● **GIVEN TASK**:
Give every line from the entries that contains "Asian".
--- MATERIALS PROVIDED ---
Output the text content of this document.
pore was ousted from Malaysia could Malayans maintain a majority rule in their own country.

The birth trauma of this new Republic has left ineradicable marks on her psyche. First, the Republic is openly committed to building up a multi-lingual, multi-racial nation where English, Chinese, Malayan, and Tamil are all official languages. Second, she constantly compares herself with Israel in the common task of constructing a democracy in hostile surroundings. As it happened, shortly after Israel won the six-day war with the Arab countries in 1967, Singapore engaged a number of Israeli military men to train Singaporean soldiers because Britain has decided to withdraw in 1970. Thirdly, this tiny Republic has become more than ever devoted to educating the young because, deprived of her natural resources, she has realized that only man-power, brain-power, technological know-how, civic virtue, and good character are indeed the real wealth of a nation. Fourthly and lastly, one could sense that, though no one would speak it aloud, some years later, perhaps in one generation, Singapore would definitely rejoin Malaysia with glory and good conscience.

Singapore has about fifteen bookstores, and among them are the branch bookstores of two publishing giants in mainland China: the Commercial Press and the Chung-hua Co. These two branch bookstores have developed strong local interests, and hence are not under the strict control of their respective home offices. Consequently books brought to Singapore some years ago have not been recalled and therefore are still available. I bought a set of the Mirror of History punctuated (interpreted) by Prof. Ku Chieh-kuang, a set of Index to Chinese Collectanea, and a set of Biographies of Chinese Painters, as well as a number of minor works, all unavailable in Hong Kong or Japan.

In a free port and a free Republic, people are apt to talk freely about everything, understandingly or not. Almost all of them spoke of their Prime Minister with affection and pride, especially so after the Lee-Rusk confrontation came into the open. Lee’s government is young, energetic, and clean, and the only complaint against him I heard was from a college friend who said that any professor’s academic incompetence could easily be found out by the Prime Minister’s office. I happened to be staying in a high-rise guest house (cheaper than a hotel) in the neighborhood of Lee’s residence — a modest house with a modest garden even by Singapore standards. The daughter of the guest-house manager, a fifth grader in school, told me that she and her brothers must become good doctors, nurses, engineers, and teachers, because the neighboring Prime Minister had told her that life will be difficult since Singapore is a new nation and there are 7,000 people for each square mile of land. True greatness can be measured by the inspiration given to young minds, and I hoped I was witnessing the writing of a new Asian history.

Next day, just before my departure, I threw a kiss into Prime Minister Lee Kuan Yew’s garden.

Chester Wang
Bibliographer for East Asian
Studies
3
---
● **TASK SOLUTION**:
In a free port and a free Republic, people are apt to talk freely about everything, understandingly or not. Almost all of them spoke of their Prime Minister with affection and pride, especially so after the Lee-Rusk confrontation came into the open. Lee’s government is young, energetic, and clean, and the only complaint against him I heard was from a college friend who said that any professor’s academic incompetence could easily be found out by the Prime Minister’s office. I happened to be staying in a high-rise guest house (cheaper than a hotel) in the neighborhood of Lee’s residence — a modest house with a modest garden even by Singapore standards. The daughter of the guest-house manager, a fifth grader in school, told me that she and her brothers must become good doctors, nurses, engineers, and teachers, because the neighboring Prime Minister had told her that life will be difficult since Singapore is a new nation and there are 7,000 people for each square mile of land. True greatness can be measured by the inspiration given to young minds, and I hoped I was witnessing the writing of a new Asian history.
Bibliographer for East Asian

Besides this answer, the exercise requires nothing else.